• _Request_
Copy every line with the string "tests" in it.

** begin Exercise inputs **

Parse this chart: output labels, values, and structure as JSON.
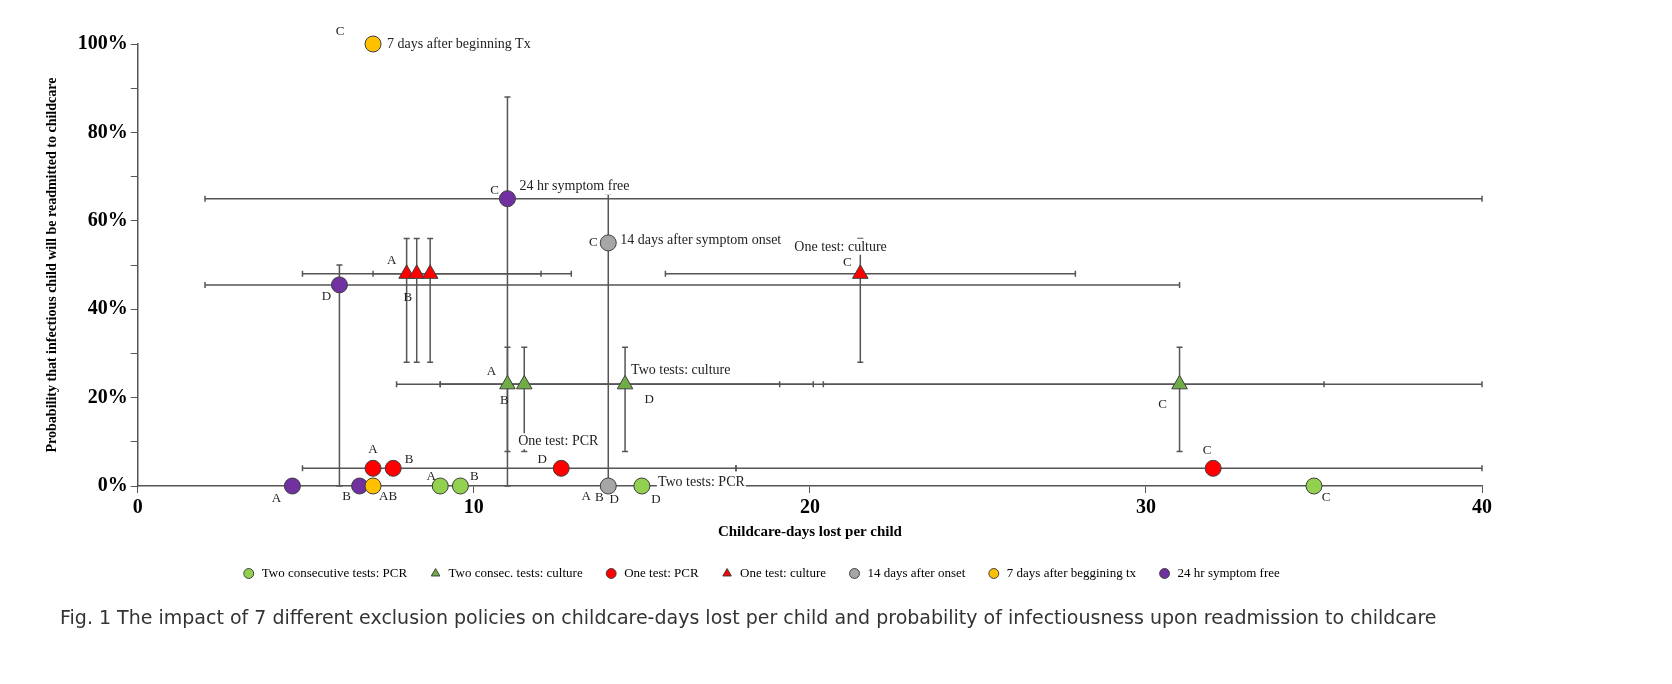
{
  "chart_data": {
    "type": "scatter",
    "xlabel": "Childcare-days lost per child",
    "ylabel": "Probability that infectious child will be readmitted to childcare",
    "xlim": [
      0,
      40
    ],
    "xticks": [
      0,
      10,
      20,
      30,
      40
    ],
    "ylim": [
      0,
      100
    ],
    "yticks": [
      {
        "value": 0,
        "label": "0%"
      },
      {
        "value": 10,
        "label": null
      },
      {
        "value": 20,
        "label": "20%"
      },
      {
        "value": 30,
        "label": null
      },
      {
        "value": 40,
        "label": "40%"
      },
      {
        "value": 50,
        "label": null
      },
      {
        "value": 60,
        "label": "60%"
      },
      {
        "value": 70,
        "label": null
      },
      {
        "value": 80,
        "label": "80%"
      },
      {
        "value": 90,
        "label": null
      },
      {
        "value": 100,
        "label": "100%"
      }
    ],
    "grid": false,
    "legend": "bottom",
    "marker": "circle",
    "series": [
      {
        "name": "Two consecutive tests: PCR",
        "color": "#92d050",
        "x": [
          9.0,
          9.6,
          15.0,
          35.0
        ],
        "values": [
          0,
          0,
          0,
          0
        ]
      },
      {
        "name": "Two consec. tests: culture",
        "color": "#70ad47",
        "marker": "triangle",
        "x": [
          11.0,
          11.5,
          14.5,
          31.0
        ],
        "values": [
          23,
          23,
          23,
          23
        ],
        "errors": [
          [
            7.8,
            31.4
          ],
          [
            7.8,
            31.4
          ],
          [
            7.8,
            31.4
          ],
          [
            7.8,
            31.4
          ]
        ],
        "xerrors": [
          [
            7.7,
            19.1
          ],
          [
            9.0,
            20.1
          ],
          [
            9.0,
            35.3
          ],
          [
            20.4,
            40
          ]
        ]
      },
      {
        "name": "One test: PCR",
        "color": "#ff0000",
        "x": [
          7.0,
          7.6,
          12.6,
          32.0
        ],
        "values": [
          4,
          4,
          4,
          4
        ],
        "xerrors": [
          [
            4.9,
            17.8
          ],
          null,
          null,
          [
            17.8,
            40
          ]
        ]
      },
      {
        "name": "One test: culture",
        "color": "#ff0000",
        "marker": "triangle",
        "x": [
          8.0,
          8.3,
          8.7,
          21.5
        ],
        "values": [
          48,
          48,
          48,
          48
        ],
        "errors": [
          [
            28,
            56
          ],
          [
            28,
            56
          ],
          [
            28,
            56
          ],
          [
            28,
            56
          ]
        ],
        "xerrors": [
          [
            4.9,
            12.0
          ],
          [
            7.0,
            12.9
          ],
          null,
          [
            15.7,
            27.9
          ]
        ]
      },
      {
        "name": "14 days after onset",
        "color": "#a6a6a6",
        "x": [
          14.0,
          14.0
        ],
        "values": [
          0,
          55
        ],
        "errors": [
          [
            0,
            66
          ],
          null
        ]
      },
      {
        "name": "7 days after beggining tx",
        "color": "#ffc000",
        "x": [
          7.0,
          7.0
        ],
        "values": [
          0,
          100
        ]
      },
      {
        "name": "24 hr symptom free",
        "color": "#7030a0",
        "x": [
          4.6,
          6.6,
          6.0,
          11.0
        ],
        "values": [
          0,
          0,
          45.5,
          65
        ],
        "errors": [
          null,
          null,
          [
            0,
            50
          ],
          [
            0,
            88
          ]
        ],
        "xerrors": [
          null,
          null,
          [
            2.0,
            31.0
          ],
          [
            2.0,
            40
          ]
        ]
      }
    ],
    "annotations": [
      {
        "text": "7 days after beginning Tx",
        "x": 7.0,
        "y": 100
      },
      {
        "text": "24 hr symptom free",
        "x": 11.0,
        "y": 65
      },
      {
        "text": "14 days after symptom onset",
        "x": 14.0,
        "y": 55
      },
      {
        "text": "One test: culture",
        "x": 21.5,
        "y": 48
      },
      {
        "text": "Two tests: culture",
        "x": 14.5,
        "y": 23
      },
      {
        "text": "One test: PCR",
        "x": 12.6,
        "y": 4
      },
      {
        "text": "Two tests: PCR",
        "x": 15.0,
        "y": 0
      },
      {
        "text": "C",
        "x": 7.0,
        "y": 100
      },
      {
        "text": "C",
        "x": 11.0,
        "y": 65
      },
      {
        "text": "C",
        "x": 14.0,
        "y": 55
      },
      {
        "text": "A",
        "x": 8.0,
        "y": 48
      },
      {
        "text": "B",
        "x": 8.3,
        "y": 48
      },
      {
        "text": "D",
        "x": 6.0,
        "y": 45.5
      },
      {
        "text": "C",
        "x": 21.5,
        "y": 48
      },
      {
        "text": "A",
        "x": 11.0,
        "y": 23
      },
      {
        "text": "B",
        "x": 11.5,
        "y": 23
      },
      {
        "text": "D",
        "x": 14.5,
        "y": 23
      },
      {
        "text": "C",
        "x": 31.0,
        "y": 23
      },
      {
        "text": "A",
        "x": 7.0,
        "y": 4
      },
      {
        "text": "B",
        "x": 7.6,
        "y": 4
      },
      {
        "text": "D",
        "x": 12.6,
        "y": 4
      },
      {
        "text": "C",
        "x": 32.0,
        "y": 4
      },
      {
        "text": "A",
        "x": 9.0,
        "y": 0
      },
      {
        "text": "B",
        "x": 9.6,
        "y": 0
      },
      {
        "text": "A",
        "x": 4.6,
        "y": 0
      },
      {
        "text": "B",
        "x": 6.6,
        "y": 0
      },
      {
        "text": "AB",
        "x": 7.0,
        "y": 0
      },
      {
        "text": "A",
        "x": 14.0,
        "y": 0
      },
      {
        "text": "B",
        "x": 14.0,
        "y": 0
      },
      {
        "text": "D",
        "x": 14.0,
        "y": 0
      },
      {
        "text": "D",
        "x": 15.0,
        "y": 0
      },
      {
        "text": "C",
        "x": 35.0,
        "y": 0
      },
      "Fig. 1 The impact of 7 different exclusion policies on childcare-days lost per child and probability of infectiousness upon readmission to childcare"
    ]
  }
}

** end Exercise inputs **

• _Right answer_
        "name": "Two consecutive tests: PCR",
        "name": "Two consec. tests: culture",
        "text": "Two tests: culture",
        "text": "Two tests: PCR",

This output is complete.